-- Begin --

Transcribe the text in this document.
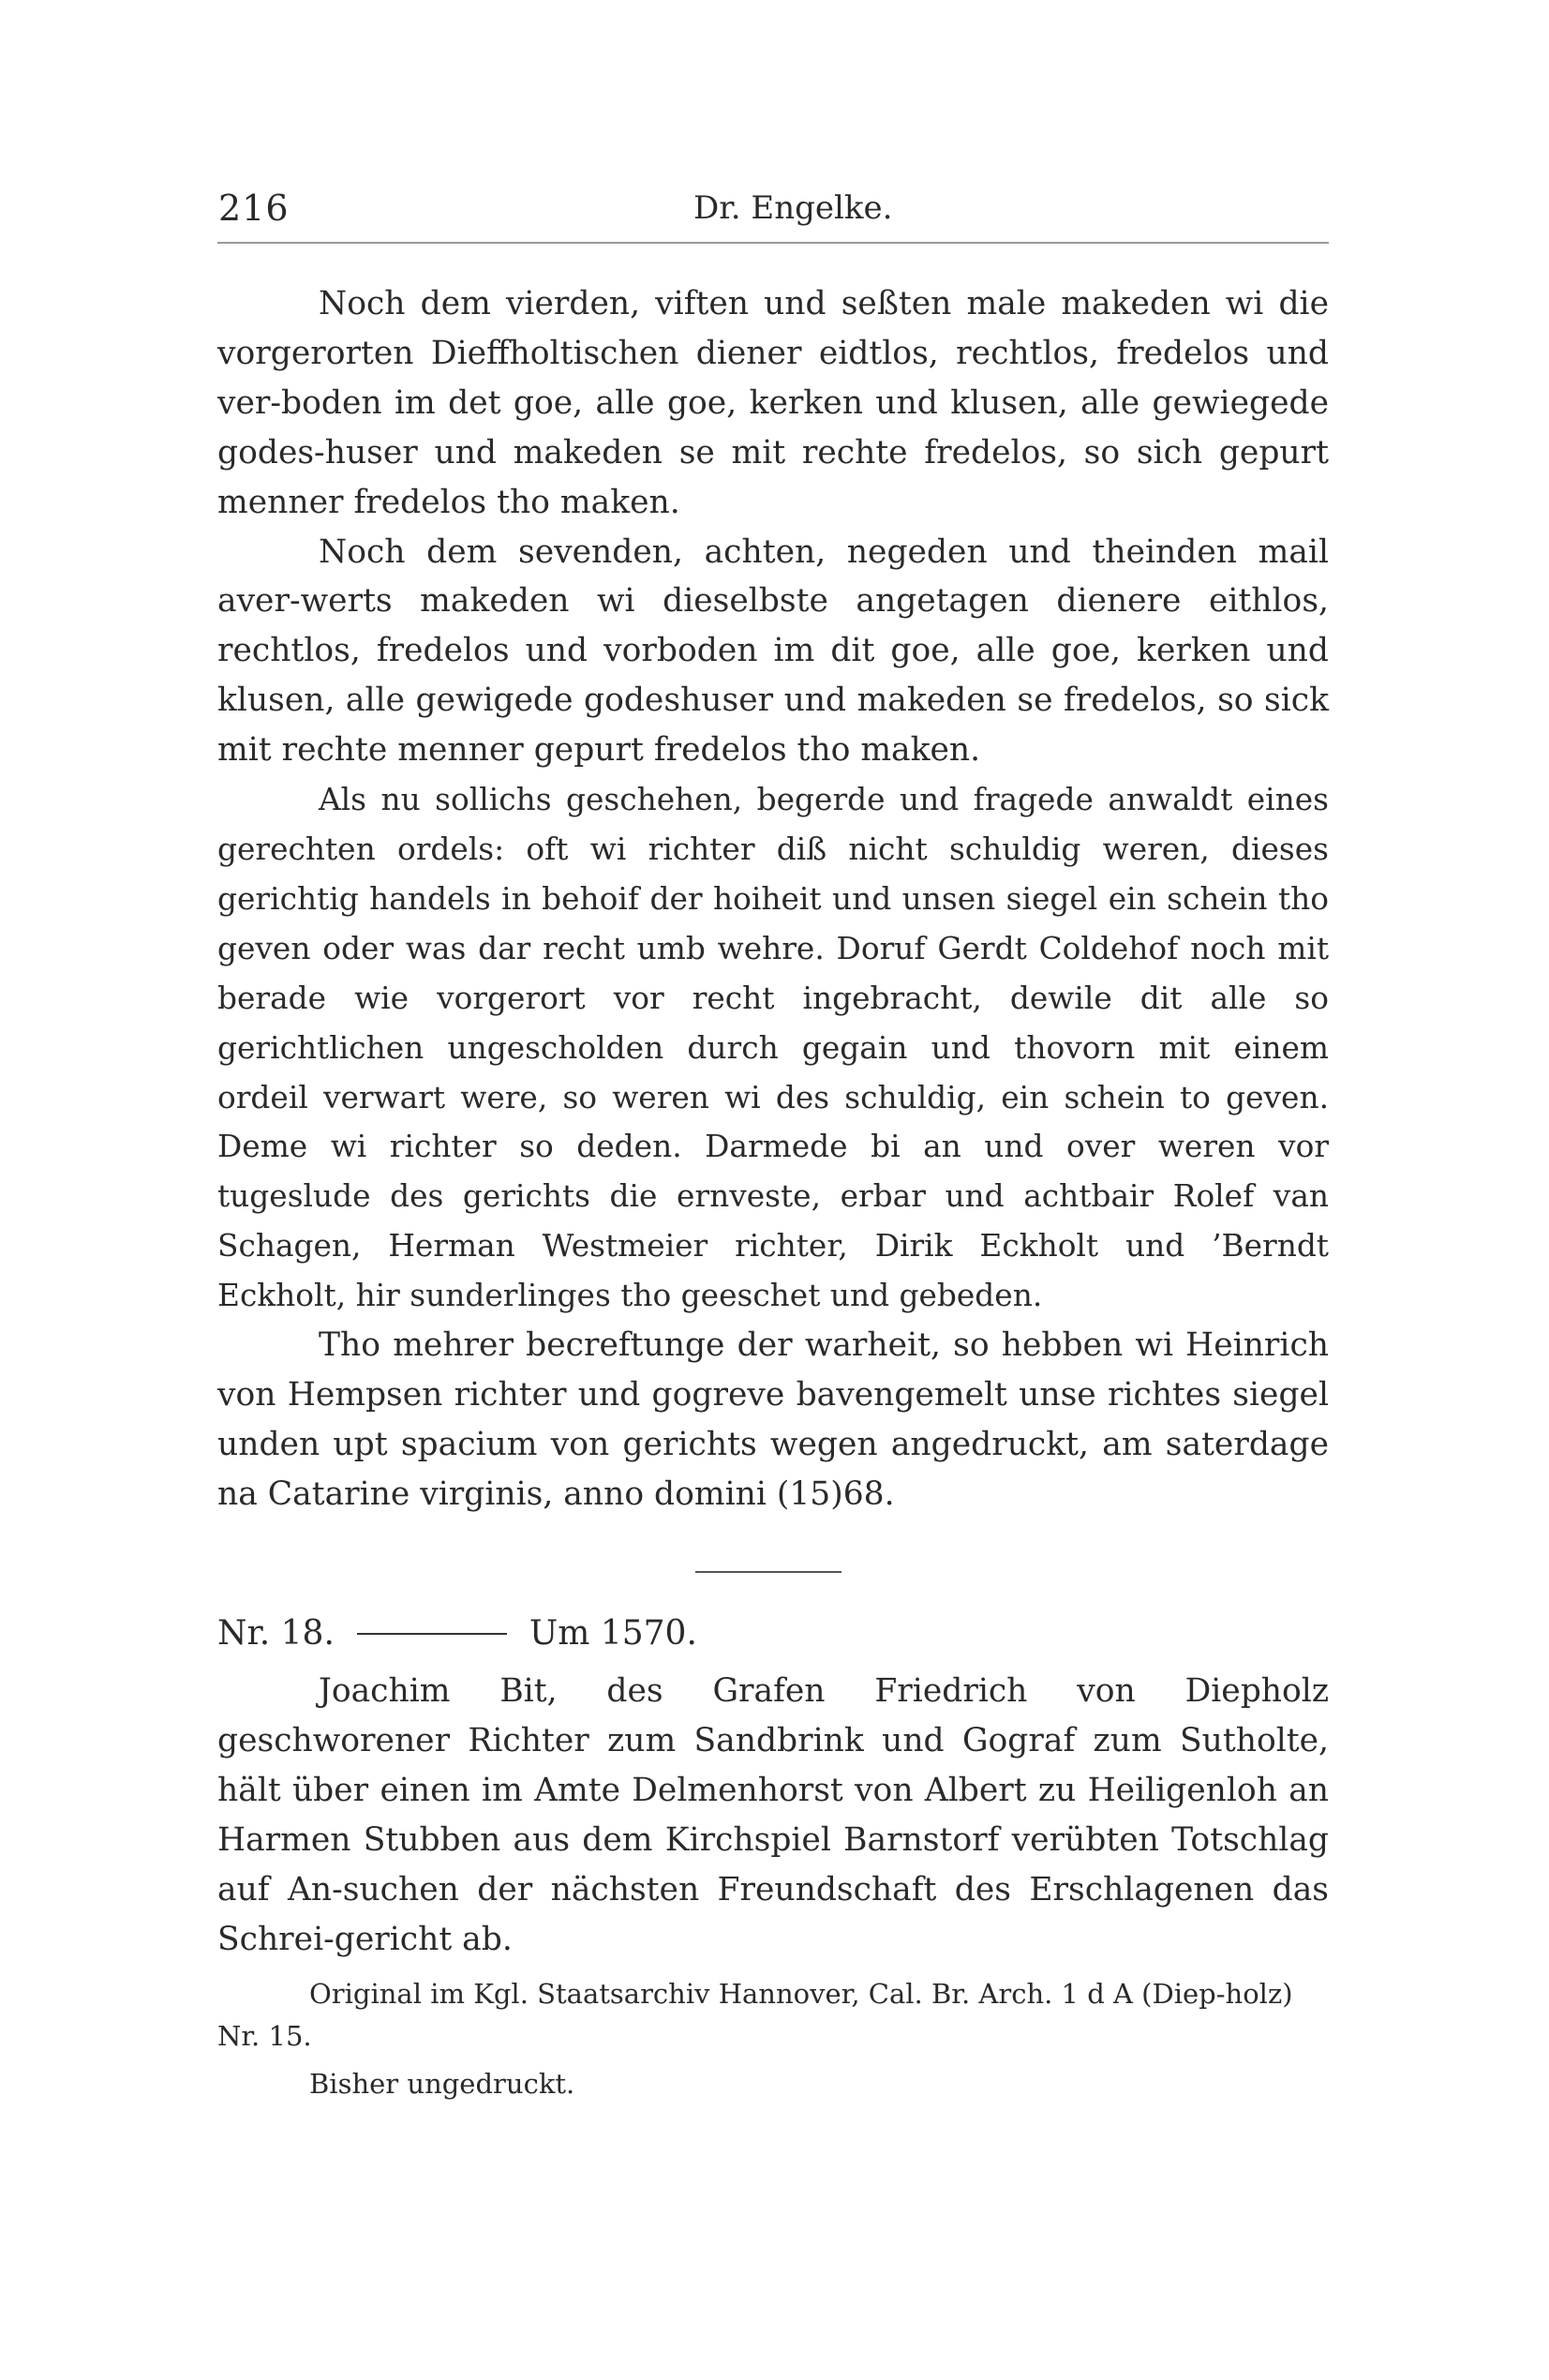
216	Dr. Engelke.

Noch dem vierden, viften und seßten male makeden wi die vorgerorten Dieffholtischen diener eidtlos, rechtlos, fredelos und ver-boden im det goe, alle goe, kerken und klusen, alle gewiegede godes-huser und makeden se mit rechte fredelos, so sich gepurt menner fredelos tho maken.

Noch dem sevenden, achten, negeden und theinden mail aver-werts makeden wi dieselbste angetagen dienere eithlos, rechtlos, fredelos und vorboden im dit goe, alle goe, kerken und klusen, alle gewigede godeshuser und makeden se fredelos, so sick mit rechte menner gepurt fredelos tho maken.

Als nu sollichs geschehen, begerde und fragede anwaldt eines gerechten ordels: oft wi richter diß nicht schuldig weren, dieses gerichtig handels in behoif der hoiheit und unsen siegel ein schein tho geven oder was dar recht umb wehre. Doruf Gerdt Coldehof noch mit berade wie vorgerort vor recht ingebracht, dewile dit alle so gerichtlichen ungescholden durch gegain und thovorn mit einem ordeil verwart were, so weren wi des schuldig, ein schein to geven. Deme wi richter so deden. Darmede bi an und over weren vor tugeslude des gerichts die ernveste, erbar und achtbair Rolef van Schagen, Herman Westmeier richter, Dirik Eckholt und ’Berndt Eckholt, hir sunderlinges tho geeschet und gebeden.

Tho mehrer becreftunge der warheit, so hebben wi Heinrich von Hempsen richter und gogreve bavengemelt unse richtes siegel unden upt spacium von gerichts wegen angedruckt, am saterdage na Catarine virginis, anno domini (15)68.

Nr. 18.	Um 1570.

Joachim Bit, des Grafen Friedrich von Diepholz geschworener Richter zum Sandbrink und Gograf zum Sutholte, hält über einen im Amte Delmenhorst von Albert zu Heiligenloh an Harmen Stubben aus dem Kirchspiel Barnstorf verübten Totschlag auf An-suchen der nächsten Freundschaft des Erschlagenen das Schrei-gericht ab.

Original im Kgl. Staatsarchiv Hannover, Cal. Br. Arch. 1 d A (Diep-holz) Nr. 15.

Bisher ungedruckt.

-- End --

**WORK TO COMPLETE**.
Copy every line from the records above that contains the word "gepurt".

**REPLY**.
Noch dem vierden, viften und seßten male makeden wi die vorgerorten Dieffholtischen diener eidtlos, rechtlos, fredelos und ver-boden im det goe, alle goe, kerken und klusen, alle gewiegede godes-huser und makeden se mit rechte fredelos, so sich gepurt menner fredelos tho maken.
Noch dem sevenden, achten, negeden und theinden mail aver-werts makeden wi dieselbste angetagen dienere eithlos, rechtlos, fredelos und vorboden im dit goe, alle goe, kerken und klusen, alle gewigede godeshuser und makeden se fredelos, so sick mit rechte menner gepurt fredelos tho maken.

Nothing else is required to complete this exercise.